» Task instructions:
Look through the data and write out every line with the word "diễn" in it.

Data excerpts:
· · ·

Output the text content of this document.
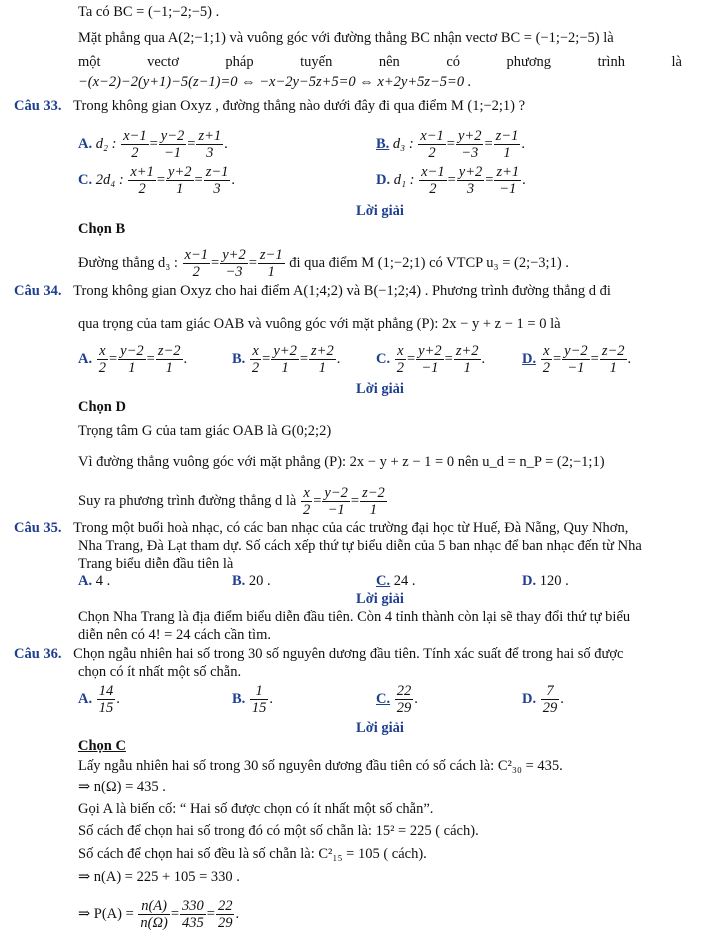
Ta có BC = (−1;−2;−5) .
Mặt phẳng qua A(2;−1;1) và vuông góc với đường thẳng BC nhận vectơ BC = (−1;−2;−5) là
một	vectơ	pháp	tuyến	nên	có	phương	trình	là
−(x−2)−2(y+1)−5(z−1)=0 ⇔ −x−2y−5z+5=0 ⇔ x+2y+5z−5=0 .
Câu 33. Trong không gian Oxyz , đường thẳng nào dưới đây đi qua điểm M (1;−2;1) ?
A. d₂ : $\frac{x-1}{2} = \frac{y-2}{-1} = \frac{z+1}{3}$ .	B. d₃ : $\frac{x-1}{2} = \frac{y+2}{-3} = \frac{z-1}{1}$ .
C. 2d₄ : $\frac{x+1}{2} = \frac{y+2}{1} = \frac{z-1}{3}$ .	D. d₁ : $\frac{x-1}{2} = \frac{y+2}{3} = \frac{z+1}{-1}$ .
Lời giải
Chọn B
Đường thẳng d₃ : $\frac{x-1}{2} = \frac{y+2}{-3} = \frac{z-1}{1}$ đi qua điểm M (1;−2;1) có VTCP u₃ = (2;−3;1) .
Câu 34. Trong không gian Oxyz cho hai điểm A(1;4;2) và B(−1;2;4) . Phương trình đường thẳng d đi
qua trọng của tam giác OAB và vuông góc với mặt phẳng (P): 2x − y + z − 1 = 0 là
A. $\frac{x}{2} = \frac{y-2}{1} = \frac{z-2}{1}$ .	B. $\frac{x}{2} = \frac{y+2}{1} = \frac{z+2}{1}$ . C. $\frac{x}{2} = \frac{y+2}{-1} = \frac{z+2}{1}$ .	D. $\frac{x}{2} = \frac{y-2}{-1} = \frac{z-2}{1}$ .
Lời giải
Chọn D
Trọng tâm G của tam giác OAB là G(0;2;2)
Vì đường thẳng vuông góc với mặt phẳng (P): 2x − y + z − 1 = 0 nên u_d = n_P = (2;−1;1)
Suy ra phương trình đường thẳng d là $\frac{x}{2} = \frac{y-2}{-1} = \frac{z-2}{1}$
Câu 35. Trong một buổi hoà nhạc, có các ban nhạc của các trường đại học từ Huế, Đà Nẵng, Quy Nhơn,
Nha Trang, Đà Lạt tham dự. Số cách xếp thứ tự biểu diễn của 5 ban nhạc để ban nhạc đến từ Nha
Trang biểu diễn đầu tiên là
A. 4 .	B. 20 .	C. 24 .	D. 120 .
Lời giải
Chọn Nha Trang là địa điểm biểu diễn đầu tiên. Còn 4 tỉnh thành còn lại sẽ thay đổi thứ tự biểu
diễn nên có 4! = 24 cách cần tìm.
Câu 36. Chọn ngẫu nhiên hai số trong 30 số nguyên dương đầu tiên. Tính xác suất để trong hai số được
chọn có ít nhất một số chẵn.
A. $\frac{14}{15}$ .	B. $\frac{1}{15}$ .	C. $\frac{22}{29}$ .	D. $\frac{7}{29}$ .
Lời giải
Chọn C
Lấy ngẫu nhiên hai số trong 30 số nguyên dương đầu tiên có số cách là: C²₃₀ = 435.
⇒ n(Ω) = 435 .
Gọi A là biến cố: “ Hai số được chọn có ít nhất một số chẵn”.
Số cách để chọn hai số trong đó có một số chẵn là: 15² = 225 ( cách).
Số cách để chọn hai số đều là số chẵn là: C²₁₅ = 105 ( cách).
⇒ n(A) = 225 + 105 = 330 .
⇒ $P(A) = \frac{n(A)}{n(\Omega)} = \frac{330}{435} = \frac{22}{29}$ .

· · ·

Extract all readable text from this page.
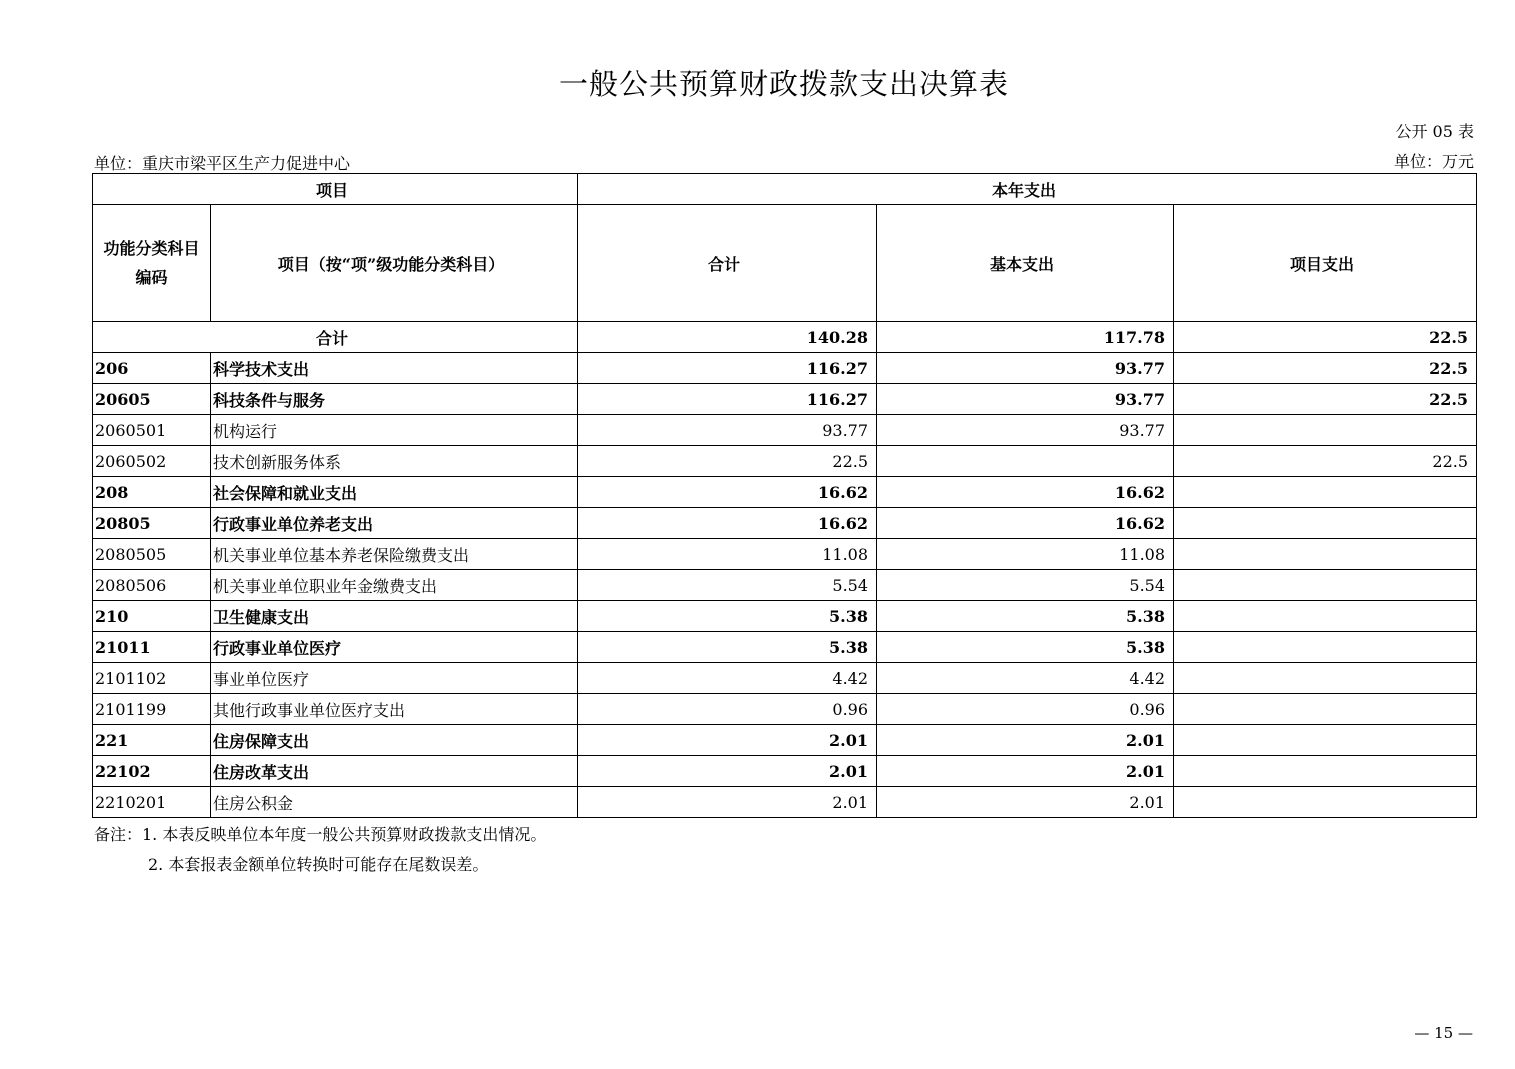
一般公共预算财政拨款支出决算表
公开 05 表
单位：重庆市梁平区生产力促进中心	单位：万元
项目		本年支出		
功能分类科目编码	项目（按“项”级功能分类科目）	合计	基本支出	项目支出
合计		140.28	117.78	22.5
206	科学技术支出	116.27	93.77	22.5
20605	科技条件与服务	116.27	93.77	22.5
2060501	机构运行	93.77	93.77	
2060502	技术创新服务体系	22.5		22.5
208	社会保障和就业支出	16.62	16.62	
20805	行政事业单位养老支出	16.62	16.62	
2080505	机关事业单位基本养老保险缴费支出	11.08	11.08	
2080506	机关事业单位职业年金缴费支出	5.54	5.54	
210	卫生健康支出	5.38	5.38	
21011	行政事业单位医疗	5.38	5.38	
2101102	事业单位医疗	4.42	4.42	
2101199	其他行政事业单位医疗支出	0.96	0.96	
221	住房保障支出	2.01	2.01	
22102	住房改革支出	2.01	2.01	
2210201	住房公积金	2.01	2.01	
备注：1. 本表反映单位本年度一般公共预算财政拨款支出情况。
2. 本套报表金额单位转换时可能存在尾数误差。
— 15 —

· · ·

» Solution:
Nha Trang, Đà Lạt tham dự. Số cách xếp thứ tự biểu diễn của 5 ban nhạc để ban nhạc đến từ Nha
Trang biểu diễn đầu tiên là
Chọn Nha Trang là địa điểm biểu diễn đầu tiên. Còn 4 tỉnh thành còn lại sẽ thay đổi thứ tự biểu
diễn nên có 4! = 24 cách cần tìm.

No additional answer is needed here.